### Short exercise
Write out each line beneath this one exactly as it reads.

Some records:
────────────────

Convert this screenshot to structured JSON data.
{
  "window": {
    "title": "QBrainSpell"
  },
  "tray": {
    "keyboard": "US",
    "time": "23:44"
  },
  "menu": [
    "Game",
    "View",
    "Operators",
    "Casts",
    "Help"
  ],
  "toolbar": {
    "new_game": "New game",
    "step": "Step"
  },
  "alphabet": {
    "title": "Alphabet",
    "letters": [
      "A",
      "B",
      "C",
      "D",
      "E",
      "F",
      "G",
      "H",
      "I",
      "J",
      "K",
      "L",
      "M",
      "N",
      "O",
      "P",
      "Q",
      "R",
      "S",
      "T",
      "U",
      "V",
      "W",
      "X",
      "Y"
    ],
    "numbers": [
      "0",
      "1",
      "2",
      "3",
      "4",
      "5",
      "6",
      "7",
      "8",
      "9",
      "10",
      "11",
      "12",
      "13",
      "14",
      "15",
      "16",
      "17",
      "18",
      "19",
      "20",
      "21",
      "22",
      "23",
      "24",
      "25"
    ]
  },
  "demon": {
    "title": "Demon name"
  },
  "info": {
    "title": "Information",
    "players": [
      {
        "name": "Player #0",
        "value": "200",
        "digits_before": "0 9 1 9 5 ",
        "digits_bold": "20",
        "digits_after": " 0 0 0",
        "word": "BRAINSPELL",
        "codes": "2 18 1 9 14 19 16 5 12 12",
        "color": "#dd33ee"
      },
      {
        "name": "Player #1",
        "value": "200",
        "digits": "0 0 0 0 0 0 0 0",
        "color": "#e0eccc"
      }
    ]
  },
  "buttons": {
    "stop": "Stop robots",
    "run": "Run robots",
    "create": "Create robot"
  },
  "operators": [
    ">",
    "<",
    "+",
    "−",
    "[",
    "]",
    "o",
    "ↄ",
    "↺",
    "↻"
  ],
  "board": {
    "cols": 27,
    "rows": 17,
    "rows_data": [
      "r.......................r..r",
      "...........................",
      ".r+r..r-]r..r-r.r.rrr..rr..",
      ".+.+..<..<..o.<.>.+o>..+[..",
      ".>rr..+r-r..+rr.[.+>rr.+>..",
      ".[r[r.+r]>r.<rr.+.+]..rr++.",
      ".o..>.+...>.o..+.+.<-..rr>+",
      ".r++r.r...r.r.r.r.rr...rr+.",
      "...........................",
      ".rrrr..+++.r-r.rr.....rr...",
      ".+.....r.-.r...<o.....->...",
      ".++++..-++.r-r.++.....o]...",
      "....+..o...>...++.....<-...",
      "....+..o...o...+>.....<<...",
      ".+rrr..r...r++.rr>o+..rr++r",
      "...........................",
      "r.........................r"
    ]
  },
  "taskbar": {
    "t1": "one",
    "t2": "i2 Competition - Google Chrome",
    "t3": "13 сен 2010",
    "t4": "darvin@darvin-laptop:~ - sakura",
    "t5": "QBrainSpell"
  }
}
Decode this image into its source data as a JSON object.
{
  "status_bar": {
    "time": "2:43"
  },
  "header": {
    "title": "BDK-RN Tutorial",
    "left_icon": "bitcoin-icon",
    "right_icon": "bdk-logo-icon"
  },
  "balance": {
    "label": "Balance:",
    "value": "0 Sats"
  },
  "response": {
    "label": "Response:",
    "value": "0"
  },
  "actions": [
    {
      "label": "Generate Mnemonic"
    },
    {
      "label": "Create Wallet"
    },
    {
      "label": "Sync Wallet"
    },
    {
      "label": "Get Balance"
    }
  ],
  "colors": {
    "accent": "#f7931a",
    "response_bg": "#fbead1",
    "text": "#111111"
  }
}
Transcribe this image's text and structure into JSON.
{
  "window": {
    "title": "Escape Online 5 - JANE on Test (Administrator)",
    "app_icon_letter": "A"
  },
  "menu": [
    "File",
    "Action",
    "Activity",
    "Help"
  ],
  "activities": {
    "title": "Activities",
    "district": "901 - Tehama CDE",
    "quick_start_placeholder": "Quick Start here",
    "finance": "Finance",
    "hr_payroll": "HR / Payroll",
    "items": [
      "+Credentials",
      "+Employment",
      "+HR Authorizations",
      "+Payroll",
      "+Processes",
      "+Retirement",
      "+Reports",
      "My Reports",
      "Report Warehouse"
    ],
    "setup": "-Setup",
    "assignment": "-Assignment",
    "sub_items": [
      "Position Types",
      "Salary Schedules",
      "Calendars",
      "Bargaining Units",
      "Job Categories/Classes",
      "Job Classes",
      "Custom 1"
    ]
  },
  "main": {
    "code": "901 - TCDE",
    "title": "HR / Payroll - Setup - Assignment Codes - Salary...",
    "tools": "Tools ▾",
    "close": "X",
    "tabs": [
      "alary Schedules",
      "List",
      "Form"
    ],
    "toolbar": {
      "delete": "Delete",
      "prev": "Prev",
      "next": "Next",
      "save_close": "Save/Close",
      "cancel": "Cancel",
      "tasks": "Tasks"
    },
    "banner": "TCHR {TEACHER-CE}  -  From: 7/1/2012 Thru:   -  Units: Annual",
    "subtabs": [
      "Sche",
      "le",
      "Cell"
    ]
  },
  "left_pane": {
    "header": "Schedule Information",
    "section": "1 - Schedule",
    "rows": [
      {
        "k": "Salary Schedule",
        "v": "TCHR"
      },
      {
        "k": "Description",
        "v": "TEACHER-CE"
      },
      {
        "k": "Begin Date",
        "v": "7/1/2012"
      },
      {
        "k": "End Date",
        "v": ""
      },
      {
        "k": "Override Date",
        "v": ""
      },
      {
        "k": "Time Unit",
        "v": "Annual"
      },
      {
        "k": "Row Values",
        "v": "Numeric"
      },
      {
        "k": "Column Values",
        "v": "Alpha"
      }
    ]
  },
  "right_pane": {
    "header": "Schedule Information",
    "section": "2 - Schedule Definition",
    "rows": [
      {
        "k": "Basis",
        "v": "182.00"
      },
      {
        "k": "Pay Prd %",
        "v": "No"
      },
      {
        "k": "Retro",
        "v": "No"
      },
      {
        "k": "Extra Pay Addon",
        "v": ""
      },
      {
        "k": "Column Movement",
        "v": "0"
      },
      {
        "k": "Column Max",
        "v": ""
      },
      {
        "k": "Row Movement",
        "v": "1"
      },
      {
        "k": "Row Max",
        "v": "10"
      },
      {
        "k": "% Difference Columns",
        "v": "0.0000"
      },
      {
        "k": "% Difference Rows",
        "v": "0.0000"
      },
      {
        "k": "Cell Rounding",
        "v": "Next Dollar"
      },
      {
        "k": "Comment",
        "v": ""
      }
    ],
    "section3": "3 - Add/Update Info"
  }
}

────────────────

### The output
Convert this screenshot to structured JSON data.
{
  "window": {
    "title": "QBrainSpell"
  },
  "tray": {
    "keyboard": "US",
    "time": "23:44"
  },
  "menu": [
    "Game",
    "View",
    "Operators",
    "Casts",
    "Help"
  ],
  "toolbar": {
    "new_game": "New game",
    "step": "Step"
  },
  "alphabet": {
    "title": "Alphabet",
    "letters": [
      "A",
      "B",
      "C",
      "D",
      "E",
      "F",
      "G",
      "H",
      "I",
      "J",
      "K",
      "L",
      "M",
      "N",
      "O",
      "P",
      "Q",
      "R",
      "S",
      "T",
      "U",
      "V",
      "W",
      "X",
      "Y"
    ],
    "numbers": [
      "0",
      "1",
      "2",
      "3",
      "4",
      "5",
      "6",
      "7",
      "8",
      "9",
      "10",
      "11",
      "12",
      "13",
      "14",
      "15",
      "16",
      "17",
      "18",
      "19",
      "20",
      "21",
      "22",
      "23",
      "24",
      "25"
    ]
  },
  "demon": {
    "title": "Demon name"
  },
  "info": {
    "title": "Information",
    "players": [
      {
        "name": "Player #0",
        "value": "200",
        "digits_before": "0 9 1 9 5 ",
        "digits_bold": "20",
        "digits_after": " 0 0 0",
        "word": "BRAINSPELL",
        "codes": "2 18 1 9 14 19 16 5 12 12",
        "color": "#dd33ee"
      },
      {
        "name": "Player #1",
        "value": "200",
        "digits": "0 0 0 0 0 0 0 0",
        "color": "#e0eccc"
      }
    ]
  },
  "buttons": {
    "stop": "Stop robots",
    "run": "Run robots",
    "create": "Create robot"
  },
  "operators": [
    ">",
    "<",
    "+",
    "−",
    "[",
    "]",
    "o",
    "ↄ",
    "↺",
    "↻"
  ],
  "board": {
    "cols": 27,
    "rows": 17,
    "rows_data": [
      "r.......................r..r",
      "...........................",
      ".r+r..r-]r..r-r.r.rrr..rr..",
      ".+.+..<..<..o.<.>.+o>..+[..",
      ".>rr..+r-r..+rr.[.+>rr.+>..",
      ".[r[r.+r]>r.<rr.+.+]..rr++.",
      ".o..>.+...>.o..+.+.<-..rr>+",
      ".r++r.r...r.r.r.r.rr...rr+.",
      "...........................",
      ".rrrr..+++.r-r.rr.....rr...",
      ".+.....r.-.r...<o.....->...",
      ".++++..-++.r-r.++.....o]...",
      "....+..o...>...++.....<-...",
      "....+..o...o...+>.....<<...",
      ".+rrr..r...r++.rr>o+..rr++r",
      "...........................",
      "r.........................r"
    ]
  },
  "taskbar": {
    "t1": "one",
    "t2": "i2 Competition - Google Chrome",
    "t3": "13 сен 2010",
    "t4": "darvin@darvin-laptop:~ - sakura",
    "t5": "QBrainSpell"
  }
}
Decode this image into its source data as a JSON object.
{
  "status_bar": {
    "time": "2:43"
  },
  "header": {
    "title": "BDK-RN Tutorial",
    "left_icon": "bitcoin-icon",
    "right_icon": "bdk-logo-icon"
  },
  "balance": {
    "label": "Balance:",
    "value": "0 Sats"
  },
  "response": {
    "label": "Response:",
    "value": "0"
  },
  "actions": [
    {
      "label": "Generate Mnemonic"
    },
    {
      "label": "Create Wallet"
    },
    {
      "label": "Sync Wallet"
    },
    {
      "label": "Get Balance"
    }
  ],
  "colors": {
    "accent": "#f7931a",
    "response_bg": "#fbead1",
    "text": "#111111"
  }
}
Transcribe this image's text and structure into JSON.
{
  "window": {
    "title": "Escape Online 5 - JANE on Test (Administrator)",
    "app_icon_letter": "A"
  },
  "menu": [
    "File",
    "Action",
    "Activity",
    "Help"
  ],
  "activities": {
    "title": "Activities",
    "district": "901 - Tehama CDE",
    "quick_start_placeholder": "Quick Start here",
    "finance": "Finance",
    "hr_payroll": "HR / Payroll",
    "items": [
      "+Credentials",
      "+Employment",
      "+HR Authorizations",
      "+Payroll",
      "+Processes",
      "+Retirement",
      "+Reports",
      "My Reports",
      "Report Warehouse"
    ],
    "setup": "-Setup",
    "assignment": "-Assignment",
    "sub_items": [
      "Position Types",
      "Salary Schedules",
      "Calendars",
      "Bargaining Units",
      "Job Categories/Classes",
      "Job Classes",
      "Custom 1"
    ]
  },
  "main": {
    "code": "901 - TCDE",
    "title": "HR / Payroll - Setup - Assignment Codes - Salary...",
    "tools": "Tools ▾",
    "close": "X",
    "tabs": [
      "alary Schedules",
      "List",
      "Form"
    ],
    "toolbar": {
      "delete": "Delete",
      "prev": "Prev",
      "next": "Next",
      "save_close": "Save/Close",
      "cancel": "Cancel",
      "tasks": "Tasks"
    },
    "banner": "TCHR {TEACHER-CE}  -  From: 7/1/2012 Thru:   -  Units: Annual",
    "subtabs": [
      "Sche",
      "le",
      "Cell"
    ]
  },
  "left_pane": {
    "header": "Schedule Information",
    "section": "1 - Schedule",
    "rows": [
      {
        "k": "Salary Schedule",
        "v": "TCHR"
      },
      {
        "k": "Description",
        "v": "TEACHER-CE"
      },
      {
        "k": "Begin Date",
        "v": "7/1/2012"
      },
      {
        "k": "End Date",
        "v": ""
      },
      {
        "k": "Override Date",
        "v": ""
      },
      {
        "k": "Time Unit",
        "v": "Annual"
      },
      {
        "k": "Row Values",
        "v": "Numeric"
      },
      {
        "k": "Column Values",
        "v": "Alpha"
      }
    ]
  },
  "right_pane": {
    "header": "Schedule Information",
    "section": "2 - Schedule Definition",
    "rows": [
      {
        "k": "Basis",
        "v": "182.00"
      },
      {
        "k": "Pay Prd %",
        "v": "No"
      },
      {
        "k": "Retro",
        "v": "No"
      },
      {
        "k": "Extra Pay Addon",
        "v": ""
      },
      {
        "k": "Column Movement",
        "v": "0"
      },
      {
        "k": "Column Max",
        "v": ""
      },
      {
        "k": "Row Movement",
        "v": "1"
      },
      {
        "k": "Row Max",
        "v": "10"
      },
      {
        "k": "% Difference Columns",
        "v": "0.0000"
      },
      {
        "k": "% Difference Rows",
        "v": "0.0000"
      },
      {
        "k": "Cell Rounding",
        "v": "Next Dollar"
      },
      {
        "k": "Comment",
        "v": ""
      }
    ],
    "section3": "3 - Add/Update Info"
  }
}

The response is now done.